## PROBLEM TO SOLVE
Return the records word for word. Any pictures in them are not part of the copy.

[Data extracted from a collection]

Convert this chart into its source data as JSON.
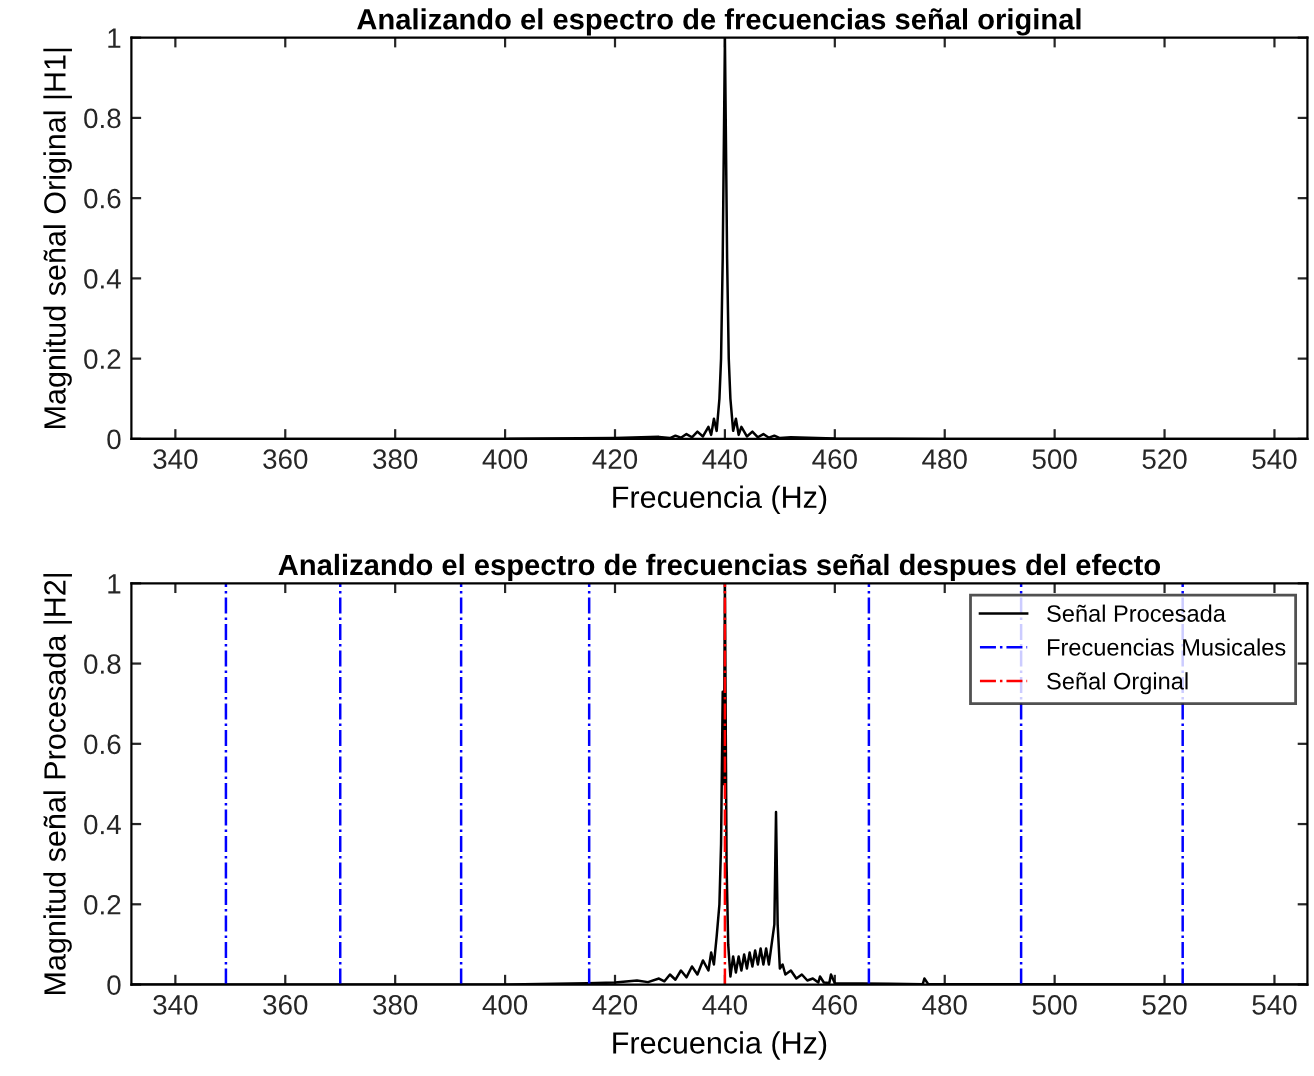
{
  "chart_data": [
    {
      "type": "line",
      "title": "Analizando el espectro de frecuencias señal original",
      "xlabel": "Frecuencia (Hz)",
      "ylabel": "Magnitud señal Original |H1|",
      "xlim": [
        332,
        546
      ],
      "xticks": [
        340,
        360,
        380,
        400,
        420,
        440,
        460,
        480,
        500,
        520,
        540
      ],
      "ylim": [
        0,
        1
      ],
      "yticks": [
        0,
        0.2,
        0.4,
        0.6,
        0.8,
        1
      ],
      "series": [
        {
          "color": "#000000",
          "line_style": "solid",
          "x": [
            332,
            400,
            420,
            428,
            430,
            431,
            432,
            433,
            434,
            435,
            436,
            437,
            437.5,
            438,
            438.5,
            439,
            439.3,
            439.6,
            440,
            440.4,
            440.7,
            441,
            441.5,
            442,
            442.5,
            443,
            444,
            445,
            446,
            447,
            448,
            449,
            450,
            452,
            460,
            480,
            546
          ],
          "values": [
            0,
            0,
            0.002,
            0.005,
            0.002,
            0.008,
            0.003,
            0.012,
            0.004,
            0.018,
            0.006,
            0.03,
            0.01,
            0.05,
            0.02,
            0.1,
            0.2,
            0.45,
            1,
            0.45,
            0.2,
            0.1,
            0.02,
            0.05,
            0.01,
            0.03,
            0.006,
            0.018,
            0.004,
            0.012,
            0.003,
            0.008,
            0.002,
            0.004,
            0.001,
            0,
            0
          ]
        }
      ]
    },
    {
      "type": "line",
      "title": "Analizando el espectro de frecuencias señal despues del efecto",
      "xlabel": "Frecuencia (Hz)",
      "ylabel": "Magnitud señal Procesada |H2|",
      "xlim": [
        332,
        546
      ],
      "xticks": [
        340,
        360,
        380,
        400,
        420,
        440,
        460,
        480,
        500,
        520,
        540
      ],
      "ylim": [
        0,
        1
      ],
      "yticks": [
        0,
        0.2,
        0.4,
        0.6,
        0.8,
        1
      ],
      "legend": "top right",
      "series": [
        {
          "name": "Señal Procesada",
          "color": "#000000",
          "line_style": "solid",
          "x": [
            332,
            400,
            415,
            420,
            424,
            426,
            428,
            429,
            430,
            431,
            432,
            433,
            434,
            435,
            436,
            437,
            437.5,
            438,
            438.5,
            439,
            439.3,
            439.6,
            439.8,
            440,
            440.3,
            440.6,
            441,
            441.5,
            442,
            442.5,
            443,
            443.5,
            444,
            444.5,
            445,
            445.5,
            446,
            446.5,
            447,
            447.5,
            448,
            448.5,
            449,
            449.3,
            449.6,
            450,
            450.5,
            451,
            452,
            453,
            454,
            455,
            456,
            457,
            457.3,
            458,
            459,
            459.3,
            460,
            470,
            476,
            476.3,
            477,
            546
          ],
          "values": [
            0,
            0,
            0.003,
            0.005,
            0.01,
            0.006,
            0.015,
            0.008,
            0.025,
            0.012,
            0.035,
            0.018,
            0.045,
            0.025,
            0.06,
            0.035,
            0.08,
            0.05,
            0.12,
            0.2,
            0.35,
            0.73,
            0.5,
            1,
            0.3,
            0.1,
            0.02,
            0.07,
            0.03,
            0.07,
            0.035,
            0.075,
            0.04,
            0.08,
            0.045,
            0.085,
            0.05,
            0.09,
            0.05,
            0.09,
            0.05,
            0.1,
            0.15,
            0.43,
            0.15,
            0.04,
            0.05,
            0.025,
            0.035,
            0.015,
            0.025,
            0.01,
            0.015,
            0.005,
            0.02,
            0.005,
            0.004,
            0.025,
            0.003,
            0.002,
            0.001,
            0.015,
            0.001,
            0
          ]
        },
        {
          "name": "Frecuencias Musicales",
          "color": "#0000ff",
          "line_style": "dashdot",
          "x": [
            349.2,
            349.2,
            null,
            370,
            370,
            null,
            392,
            392,
            null,
            415.3,
            415.3,
            null,
            466.2,
            466.2,
            null,
            493.9,
            493.9,
            null,
            523.3,
            523.3
          ],
          "values": [
            0,
            1,
            null,
            0,
            1,
            null,
            0,
            1,
            null,
            0,
            1,
            null,
            0,
            1,
            null,
            0,
            1,
            null,
            0,
            1
          ]
        },
        {
          "name": "Señal Orginal",
          "color": "#ff0000",
          "line_style": "dashdot",
          "x": [
            440,
            440
          ],
          "values": [
            0,
            1
          ]
        }
      ]
    }
  ]
}
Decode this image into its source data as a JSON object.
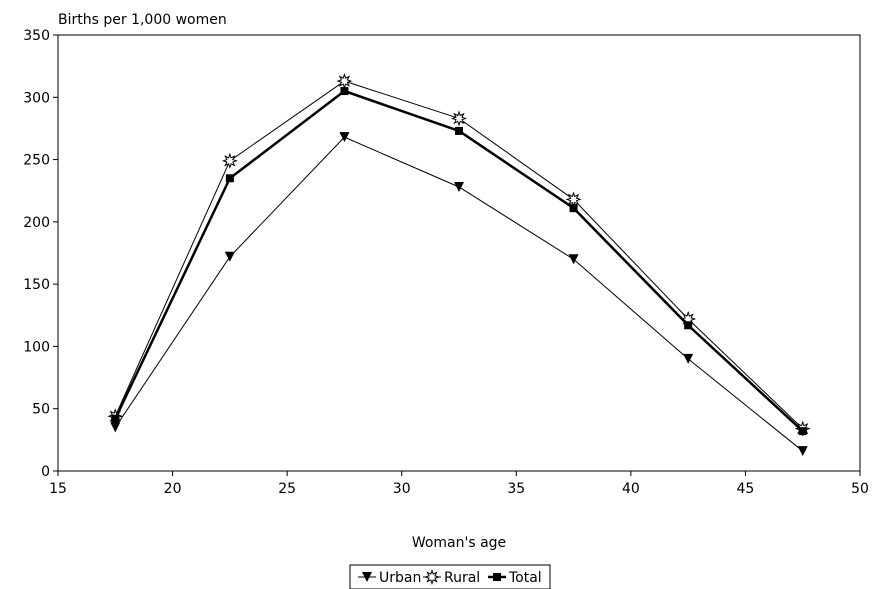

## RESPONSE FOR THIS EXERCISE
Convert this chart into its source data as JSON.
{
  "chart_data": [
    {
      "type": "line",
      "title": "Analizando el espectro de frecuencias señal original",
      "xlabel": "Frecuencia (Hz)",
      "ylabel": "Magnitud señal Original |H1|",
      "xlim": [
        332,
        546
      ],
      "xticks": [
        340,
        360,
        380,
        400,
        420,
        440,
        460,
        480,
        500,
        520,
        540
      ],
      "ylim": [
        0,
        1
      ],
      "yticks": [
        0,
        0.2,
        0.4,
        0.6,
        0.8,
        1
      ],
      "series": [
        {
          "color": "#000000",
          "line_style": "solid",
          "x": [
            332,
            400,
            420,
            428,
            430,
            431,
            432,
            433,
            434,
            435,
            436,
            437,
            437.5,
            438,
            438.5,
            439,
            439.3,
            439.6,
            440,
            440.4,
            440.7,
            441,
            441.5,
            442,
            442.5,
            443,
            444,
            445,
            446,
            447,
            448,
            449,
            450,
            452,
            460,
            480,
            546
          ],
          "values": [
            0,
            0,
            0.002,
            0.005,
            0.002,
            0.008,
            0.003,
            0.012,
            0.004,
            0.018,
            0.006,
            0.03,
            0.01,
            0.05,
            0.02,
            0.1,
            0.2,
            0.45,
            1,
            0.45,
            0.2,
            0.1,
            0.02,
            0.05,
            0.01,
            0.03,
            0.006,
            0.018,
            0.004,
            0.012,
            0.003,
            0.008,
            0.002,
            0.004,
            0.001,
            0,
            0
          ]
        }
      ]
    },
    {
      "type": "line",
      "title": "Analizando el espectro de frecuencias señal despues del efecto",
      "xlabel": "Frecuencia (Hz)",
      "ylabel": "Magnitud señal Procesada |H2|",
      "xlim": [
        332,
        546
      ],
      "xticks": [
        340,
        360,
        380,
        400,
        420,
        440,
        460,
        480,
        500,
        520,
        540
      ],
      "ylim": [
        0,
        1
      ],
      "yticks": [
        0,
        0.2,
        0.4,
        0.6,
        0.8,
        1
      ],
      "legend": "top right",
      "series": [
        {
          "name": "Señal Procesada",
          "color": "#000000",
          "line_style": "solid",
          "x": [
            332,
            400,
            415,
            420,
            424,
            426,
            428,
            429,
            430,
            431,
            432,
            433,
            434,
            435,
            436,
            437,
            437.5,
            438,
            438.5,
            439,
            439.3,
            439.6,
            439.8,
            440,
            440.3,
            440.6,
            441,
            441.5,
            442,
            442.5,
            443,
            443.5,
            444,
            444.5,
            445,
            445.5,
            446,
            446.5,
            447,
            447.5,
            448,
            448.5,
            449,
            449.3,
            449.6,
            450,
            450.5,
            451,
            452,
            453,
            454,
            455,
            456,
            457,
            457.3,
            458,
            459,
            459.3,
            460,
            470,
            476,
            476.3,
            477,
            546
          ],
          "values": [
            0,
            0,
            0.003,
            0.005,
            0.01,
            0.006,
            0.015,
            0.008,
            0.025,
            0.012,
            0.035,
            0.018,
            0.045,
            0.025,
            0.06,
            0.035,
            0.08,
            0.05,
            0.12,
            0.2,
            0.35,
            0.73,
            0.5,
            1,
            0.3,
            0.1,
            0.02,
            0.07,
            0.03,
            0.07,
            0.035,
            0.075,
            0.04,
            0.08,
            0.045,
            0.085,
            0.05,
            0.09,
            0.05,
            0.09,
            0.05,
            0.1,
            0.15,
            0.43,
            0.15,
            0.04,
            0.05,
            0.025,
            0.035,
            0.015,
            0.025,
            0.01,
            0.015,
            0.005,
            0.02,
            0.005,
            0.004,
            0.025,
            0.003,
            0.002,
            0.001,
            0.015,
            0.001,
            0
          ]
        },
        {
          "name": "Frecuencias Musicales",
          "color": "#0000ff",
          "line_style": "dashdot",
          "x": [
            349.2,
            349.2,
            null,
            370,
            370,
            null,
            392,
            392,
            null,
            415.3,
            415.3,
            null,
            466.2,
            466.2,
            null,
            493.9,
            493.9,
            null,
            523.3,
            523.3
          ],
          "values": [
            0,
            1,
            null,
            0,
            1,
            null,
            0,
            1,
            null,
            0,
            1,
            null,
            0,
            1,
            null,
            0,
            1,
            null,
            0,
            1
          ]
        },
        {
          "name": "Señal Orginal",
          "color": "#ff0000",
          "line_style": "dashdot",
          "x": [
            440,
            440
          ],
          "values": [
            0,
            1
          ]
        }
      ]
    }
  ]
}
Decode this image into its source data as a JSON object.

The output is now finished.